begin SUPPLIED RECORDS

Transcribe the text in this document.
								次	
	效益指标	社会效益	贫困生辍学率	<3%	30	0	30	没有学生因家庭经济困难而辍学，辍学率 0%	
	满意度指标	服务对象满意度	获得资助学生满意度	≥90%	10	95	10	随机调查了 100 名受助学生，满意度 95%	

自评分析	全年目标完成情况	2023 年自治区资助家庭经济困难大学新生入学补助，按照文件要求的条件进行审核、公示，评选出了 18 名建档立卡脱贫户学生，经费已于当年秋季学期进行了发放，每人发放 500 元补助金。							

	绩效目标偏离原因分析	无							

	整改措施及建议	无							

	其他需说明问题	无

end SUPPLIED RECORDS
begin SUPPLIED RECORDS

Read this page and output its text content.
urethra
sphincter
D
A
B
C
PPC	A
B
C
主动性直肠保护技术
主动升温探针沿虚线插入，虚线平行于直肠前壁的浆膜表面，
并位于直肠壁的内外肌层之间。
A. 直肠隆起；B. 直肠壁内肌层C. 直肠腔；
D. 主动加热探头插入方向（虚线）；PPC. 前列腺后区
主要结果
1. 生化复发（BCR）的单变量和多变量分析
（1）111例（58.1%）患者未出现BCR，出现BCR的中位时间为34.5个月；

end SUPPLIED RECORDS

- **REQUEST**
Pick out and copy the lines of the material that include the word "text".

- **FULL SOLUTION**
Transcribe the text in this document.
Read this page and output its text content.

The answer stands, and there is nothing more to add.